THE PROBLEM
Wherever the string "surface" appears, copy the whole line.

(Records from a data collection)
>>

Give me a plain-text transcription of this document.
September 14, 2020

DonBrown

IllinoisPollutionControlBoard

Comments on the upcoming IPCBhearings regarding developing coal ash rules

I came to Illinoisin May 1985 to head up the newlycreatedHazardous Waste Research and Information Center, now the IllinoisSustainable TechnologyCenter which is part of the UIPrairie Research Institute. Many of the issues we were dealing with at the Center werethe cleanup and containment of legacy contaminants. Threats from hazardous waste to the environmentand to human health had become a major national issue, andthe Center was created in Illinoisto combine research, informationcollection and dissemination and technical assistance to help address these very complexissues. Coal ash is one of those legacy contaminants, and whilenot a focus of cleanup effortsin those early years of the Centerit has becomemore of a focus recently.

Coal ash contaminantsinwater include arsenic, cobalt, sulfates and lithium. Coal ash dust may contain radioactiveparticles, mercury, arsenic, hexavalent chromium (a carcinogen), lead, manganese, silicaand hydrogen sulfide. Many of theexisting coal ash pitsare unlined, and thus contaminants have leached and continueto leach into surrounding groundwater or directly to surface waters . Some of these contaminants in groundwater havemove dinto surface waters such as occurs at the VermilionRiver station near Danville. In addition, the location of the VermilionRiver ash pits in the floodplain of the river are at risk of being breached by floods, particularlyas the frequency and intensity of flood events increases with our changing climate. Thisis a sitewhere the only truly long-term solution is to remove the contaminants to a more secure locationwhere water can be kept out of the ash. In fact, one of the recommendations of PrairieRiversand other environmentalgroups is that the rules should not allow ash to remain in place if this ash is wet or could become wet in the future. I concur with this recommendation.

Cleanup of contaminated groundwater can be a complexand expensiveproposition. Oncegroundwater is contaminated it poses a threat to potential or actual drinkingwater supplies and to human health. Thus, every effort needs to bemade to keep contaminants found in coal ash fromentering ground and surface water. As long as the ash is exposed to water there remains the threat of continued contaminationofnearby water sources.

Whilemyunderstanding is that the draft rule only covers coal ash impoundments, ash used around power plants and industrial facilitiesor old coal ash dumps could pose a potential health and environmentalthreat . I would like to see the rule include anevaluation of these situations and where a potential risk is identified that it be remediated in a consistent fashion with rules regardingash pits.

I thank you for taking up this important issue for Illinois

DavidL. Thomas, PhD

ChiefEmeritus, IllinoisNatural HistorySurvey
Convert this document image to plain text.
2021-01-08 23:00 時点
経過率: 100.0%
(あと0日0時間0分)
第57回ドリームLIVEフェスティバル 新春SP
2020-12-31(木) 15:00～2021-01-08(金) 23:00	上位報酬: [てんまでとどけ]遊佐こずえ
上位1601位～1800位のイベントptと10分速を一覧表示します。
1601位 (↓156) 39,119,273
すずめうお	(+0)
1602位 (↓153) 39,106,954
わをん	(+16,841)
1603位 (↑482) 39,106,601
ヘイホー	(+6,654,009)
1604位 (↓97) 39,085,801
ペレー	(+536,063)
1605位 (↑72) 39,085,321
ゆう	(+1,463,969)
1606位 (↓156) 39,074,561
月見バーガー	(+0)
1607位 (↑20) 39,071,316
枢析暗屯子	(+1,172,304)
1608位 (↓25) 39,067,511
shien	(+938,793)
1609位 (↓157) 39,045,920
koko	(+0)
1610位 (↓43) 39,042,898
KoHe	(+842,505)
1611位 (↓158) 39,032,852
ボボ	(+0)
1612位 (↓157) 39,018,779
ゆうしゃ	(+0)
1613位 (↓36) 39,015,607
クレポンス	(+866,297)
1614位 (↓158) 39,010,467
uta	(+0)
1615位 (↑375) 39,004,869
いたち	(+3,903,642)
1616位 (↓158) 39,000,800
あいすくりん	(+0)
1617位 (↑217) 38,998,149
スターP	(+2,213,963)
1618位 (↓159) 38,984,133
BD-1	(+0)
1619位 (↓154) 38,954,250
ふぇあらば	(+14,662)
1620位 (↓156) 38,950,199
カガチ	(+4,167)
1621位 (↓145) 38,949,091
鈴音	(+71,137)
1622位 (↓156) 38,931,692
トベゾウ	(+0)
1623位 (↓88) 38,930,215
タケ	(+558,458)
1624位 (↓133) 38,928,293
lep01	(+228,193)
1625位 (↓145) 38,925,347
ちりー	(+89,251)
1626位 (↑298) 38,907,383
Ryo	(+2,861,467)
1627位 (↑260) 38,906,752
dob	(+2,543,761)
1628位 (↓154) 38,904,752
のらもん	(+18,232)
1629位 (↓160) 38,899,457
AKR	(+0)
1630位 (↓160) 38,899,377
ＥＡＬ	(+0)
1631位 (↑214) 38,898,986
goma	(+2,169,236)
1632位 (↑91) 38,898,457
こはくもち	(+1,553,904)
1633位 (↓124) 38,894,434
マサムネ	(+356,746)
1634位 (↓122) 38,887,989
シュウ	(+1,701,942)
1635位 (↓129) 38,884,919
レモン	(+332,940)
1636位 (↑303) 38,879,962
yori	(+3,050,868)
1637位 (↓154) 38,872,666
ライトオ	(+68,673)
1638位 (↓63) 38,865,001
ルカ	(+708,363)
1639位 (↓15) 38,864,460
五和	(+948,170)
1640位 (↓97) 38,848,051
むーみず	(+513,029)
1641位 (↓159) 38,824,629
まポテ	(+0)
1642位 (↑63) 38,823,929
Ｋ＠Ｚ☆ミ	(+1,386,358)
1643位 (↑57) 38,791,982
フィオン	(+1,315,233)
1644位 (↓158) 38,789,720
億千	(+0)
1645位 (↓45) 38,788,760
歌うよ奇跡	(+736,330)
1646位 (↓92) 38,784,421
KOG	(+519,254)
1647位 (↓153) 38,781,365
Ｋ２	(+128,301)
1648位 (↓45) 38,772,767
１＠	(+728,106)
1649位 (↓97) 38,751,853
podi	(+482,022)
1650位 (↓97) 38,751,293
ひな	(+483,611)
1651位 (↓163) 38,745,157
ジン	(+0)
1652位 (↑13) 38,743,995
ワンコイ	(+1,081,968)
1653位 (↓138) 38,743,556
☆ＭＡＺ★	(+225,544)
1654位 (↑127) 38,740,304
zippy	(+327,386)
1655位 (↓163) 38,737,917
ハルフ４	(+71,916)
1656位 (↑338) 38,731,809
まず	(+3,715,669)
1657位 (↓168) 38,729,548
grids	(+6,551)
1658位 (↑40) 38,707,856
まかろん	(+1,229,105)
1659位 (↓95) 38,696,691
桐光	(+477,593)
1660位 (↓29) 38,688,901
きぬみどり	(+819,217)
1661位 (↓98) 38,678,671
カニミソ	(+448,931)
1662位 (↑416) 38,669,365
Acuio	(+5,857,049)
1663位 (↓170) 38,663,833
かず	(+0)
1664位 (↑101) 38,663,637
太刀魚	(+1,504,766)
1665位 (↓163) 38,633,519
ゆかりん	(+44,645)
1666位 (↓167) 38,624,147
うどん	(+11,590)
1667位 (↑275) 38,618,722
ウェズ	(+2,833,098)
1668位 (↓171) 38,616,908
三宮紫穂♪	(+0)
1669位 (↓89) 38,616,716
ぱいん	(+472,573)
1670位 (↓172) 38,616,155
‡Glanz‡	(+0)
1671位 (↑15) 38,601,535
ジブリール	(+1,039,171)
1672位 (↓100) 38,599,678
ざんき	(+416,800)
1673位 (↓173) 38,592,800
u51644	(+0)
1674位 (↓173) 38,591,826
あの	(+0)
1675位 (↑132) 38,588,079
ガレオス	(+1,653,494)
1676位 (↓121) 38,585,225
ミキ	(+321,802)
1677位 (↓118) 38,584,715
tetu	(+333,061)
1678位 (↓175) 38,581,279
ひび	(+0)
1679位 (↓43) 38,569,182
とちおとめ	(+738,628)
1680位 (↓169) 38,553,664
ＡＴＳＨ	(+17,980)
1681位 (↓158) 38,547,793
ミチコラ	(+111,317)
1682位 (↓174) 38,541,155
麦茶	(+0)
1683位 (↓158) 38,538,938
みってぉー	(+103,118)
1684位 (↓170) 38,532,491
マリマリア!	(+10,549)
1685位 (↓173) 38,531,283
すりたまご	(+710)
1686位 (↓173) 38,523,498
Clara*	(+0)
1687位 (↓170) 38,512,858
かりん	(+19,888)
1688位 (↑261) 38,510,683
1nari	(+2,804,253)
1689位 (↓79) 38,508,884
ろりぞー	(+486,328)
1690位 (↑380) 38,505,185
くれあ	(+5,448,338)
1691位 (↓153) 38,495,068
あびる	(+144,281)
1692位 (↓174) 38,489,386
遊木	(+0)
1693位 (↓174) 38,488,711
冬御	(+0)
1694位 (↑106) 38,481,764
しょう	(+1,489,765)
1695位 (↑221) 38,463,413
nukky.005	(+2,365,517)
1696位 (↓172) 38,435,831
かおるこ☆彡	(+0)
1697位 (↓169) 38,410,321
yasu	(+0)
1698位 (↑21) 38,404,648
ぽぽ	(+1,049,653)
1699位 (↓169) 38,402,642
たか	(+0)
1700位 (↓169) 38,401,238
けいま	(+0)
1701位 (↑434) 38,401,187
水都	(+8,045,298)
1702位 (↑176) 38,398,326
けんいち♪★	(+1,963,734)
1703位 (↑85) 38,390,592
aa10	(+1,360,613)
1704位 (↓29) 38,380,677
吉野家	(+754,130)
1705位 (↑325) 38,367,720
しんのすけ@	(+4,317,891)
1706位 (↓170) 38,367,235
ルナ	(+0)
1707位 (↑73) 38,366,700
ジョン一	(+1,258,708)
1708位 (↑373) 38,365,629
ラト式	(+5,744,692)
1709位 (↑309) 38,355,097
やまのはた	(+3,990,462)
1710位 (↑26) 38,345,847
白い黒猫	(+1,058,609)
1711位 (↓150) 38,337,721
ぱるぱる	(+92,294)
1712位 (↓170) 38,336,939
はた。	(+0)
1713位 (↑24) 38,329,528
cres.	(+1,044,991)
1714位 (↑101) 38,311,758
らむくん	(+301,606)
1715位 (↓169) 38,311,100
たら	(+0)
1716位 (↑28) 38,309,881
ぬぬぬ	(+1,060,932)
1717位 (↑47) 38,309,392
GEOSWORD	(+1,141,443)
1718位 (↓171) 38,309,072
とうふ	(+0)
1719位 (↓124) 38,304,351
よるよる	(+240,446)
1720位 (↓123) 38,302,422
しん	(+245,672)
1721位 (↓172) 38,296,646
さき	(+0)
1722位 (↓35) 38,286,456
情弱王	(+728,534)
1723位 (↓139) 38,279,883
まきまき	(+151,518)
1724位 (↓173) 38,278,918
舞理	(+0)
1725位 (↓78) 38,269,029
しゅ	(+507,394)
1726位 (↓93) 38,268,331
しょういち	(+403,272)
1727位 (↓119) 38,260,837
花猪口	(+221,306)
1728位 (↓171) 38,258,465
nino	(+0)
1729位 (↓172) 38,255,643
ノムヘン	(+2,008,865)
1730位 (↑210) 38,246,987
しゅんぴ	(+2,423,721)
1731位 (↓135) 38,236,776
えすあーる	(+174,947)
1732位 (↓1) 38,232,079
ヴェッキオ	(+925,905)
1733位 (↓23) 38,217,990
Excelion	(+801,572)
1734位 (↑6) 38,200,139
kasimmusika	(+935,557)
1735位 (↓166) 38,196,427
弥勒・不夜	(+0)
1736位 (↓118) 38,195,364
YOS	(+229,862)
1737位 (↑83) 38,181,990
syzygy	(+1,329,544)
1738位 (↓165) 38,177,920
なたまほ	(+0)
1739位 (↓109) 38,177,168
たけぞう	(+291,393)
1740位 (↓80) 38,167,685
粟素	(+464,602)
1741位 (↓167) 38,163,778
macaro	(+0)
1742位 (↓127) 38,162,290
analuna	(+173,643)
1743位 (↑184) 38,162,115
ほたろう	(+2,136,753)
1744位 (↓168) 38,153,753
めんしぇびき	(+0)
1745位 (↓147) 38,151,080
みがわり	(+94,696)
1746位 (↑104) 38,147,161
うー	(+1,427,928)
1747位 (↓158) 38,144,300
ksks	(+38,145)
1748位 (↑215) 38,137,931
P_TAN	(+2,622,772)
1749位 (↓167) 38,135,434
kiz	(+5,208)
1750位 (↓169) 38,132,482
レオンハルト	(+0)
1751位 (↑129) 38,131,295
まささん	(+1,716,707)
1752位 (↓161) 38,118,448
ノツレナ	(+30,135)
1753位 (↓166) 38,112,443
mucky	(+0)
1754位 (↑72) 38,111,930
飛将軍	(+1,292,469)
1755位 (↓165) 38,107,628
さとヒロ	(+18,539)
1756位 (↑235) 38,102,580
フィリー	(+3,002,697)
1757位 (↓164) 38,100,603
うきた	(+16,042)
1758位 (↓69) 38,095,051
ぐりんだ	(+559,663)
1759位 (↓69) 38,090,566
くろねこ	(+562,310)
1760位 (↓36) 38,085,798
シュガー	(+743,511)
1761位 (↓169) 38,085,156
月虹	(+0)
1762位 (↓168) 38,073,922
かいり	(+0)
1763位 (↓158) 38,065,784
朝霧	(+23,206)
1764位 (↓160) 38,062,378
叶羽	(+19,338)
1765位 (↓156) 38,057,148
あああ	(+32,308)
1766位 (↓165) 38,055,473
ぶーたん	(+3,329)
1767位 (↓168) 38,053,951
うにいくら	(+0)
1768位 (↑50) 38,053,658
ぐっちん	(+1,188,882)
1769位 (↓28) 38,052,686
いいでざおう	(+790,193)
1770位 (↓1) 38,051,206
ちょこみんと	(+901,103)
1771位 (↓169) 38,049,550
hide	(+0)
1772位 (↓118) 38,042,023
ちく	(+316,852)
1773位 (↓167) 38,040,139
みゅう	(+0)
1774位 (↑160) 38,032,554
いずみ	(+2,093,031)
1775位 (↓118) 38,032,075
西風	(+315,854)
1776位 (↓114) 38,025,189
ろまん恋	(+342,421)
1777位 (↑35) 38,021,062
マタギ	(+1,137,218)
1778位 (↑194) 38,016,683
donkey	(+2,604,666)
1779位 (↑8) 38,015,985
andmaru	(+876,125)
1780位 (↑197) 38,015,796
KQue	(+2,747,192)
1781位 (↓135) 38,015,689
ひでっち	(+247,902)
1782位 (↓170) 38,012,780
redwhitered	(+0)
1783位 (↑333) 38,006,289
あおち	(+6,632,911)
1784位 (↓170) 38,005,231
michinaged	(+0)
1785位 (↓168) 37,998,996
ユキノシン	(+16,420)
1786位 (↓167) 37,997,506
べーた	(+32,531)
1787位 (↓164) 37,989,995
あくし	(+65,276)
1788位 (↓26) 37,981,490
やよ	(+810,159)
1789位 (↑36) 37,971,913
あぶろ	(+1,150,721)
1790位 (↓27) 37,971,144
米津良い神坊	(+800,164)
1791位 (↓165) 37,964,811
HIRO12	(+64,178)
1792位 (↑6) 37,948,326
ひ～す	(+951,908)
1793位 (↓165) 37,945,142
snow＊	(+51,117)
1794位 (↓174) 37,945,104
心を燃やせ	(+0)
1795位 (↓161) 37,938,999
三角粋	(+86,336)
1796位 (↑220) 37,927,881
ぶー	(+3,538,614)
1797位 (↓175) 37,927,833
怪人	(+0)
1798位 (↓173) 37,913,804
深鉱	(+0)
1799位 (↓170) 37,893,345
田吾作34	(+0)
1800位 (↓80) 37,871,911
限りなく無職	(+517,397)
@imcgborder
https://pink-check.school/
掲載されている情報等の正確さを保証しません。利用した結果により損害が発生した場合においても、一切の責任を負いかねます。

<<

ANSWER TO THE TASK
Coal ash contaminantsinwater include arsenic, cobalt, sulfates and lithium. Coal ash dust may contain radioactiveparticles, mercury, arsenic, hexavalent chromium (a carcinogen), lead, manganese, silicaand hydrogen sulfide. Many of theexisting coal ash pitsare unlined, and thus contaminants have leached and continueto leach into surrounding groundwater or directly to surface waters . Some of these contaminants in groundwater havemove dinto surface waters such as occurs at the VermilionRiver station near Danville. In addition, the location of the VermilionRiver ash pits in the floodplain of the river are at risk of being breached by floods, particularlyas the frequency and intensity of flood events increases with our changing climate. Thisis a sitewhere the only truly long-term solution is to remove the contaminants to a more secure locationwhere water can be kept out of the ash. In fact, one of the recommendations of PrairieRiversand other environmentalgroups is that the rules should not allow ash to remain in place if this ash is wet or could become wet in the future. I concur with this recommendation.
Cleanup of contaminated groundwater can be a complexand expensiveproposition. Oncegroundwater is contaminated it poses a threat to potential or actual drinkingwater supplies and to human health. Thus, every effort needs to bemade to keep contaminants found in coal ash fromentering ground and surface water. As long as the ash is exposed to water there remains the threat of continued contaminationofnearby water sources.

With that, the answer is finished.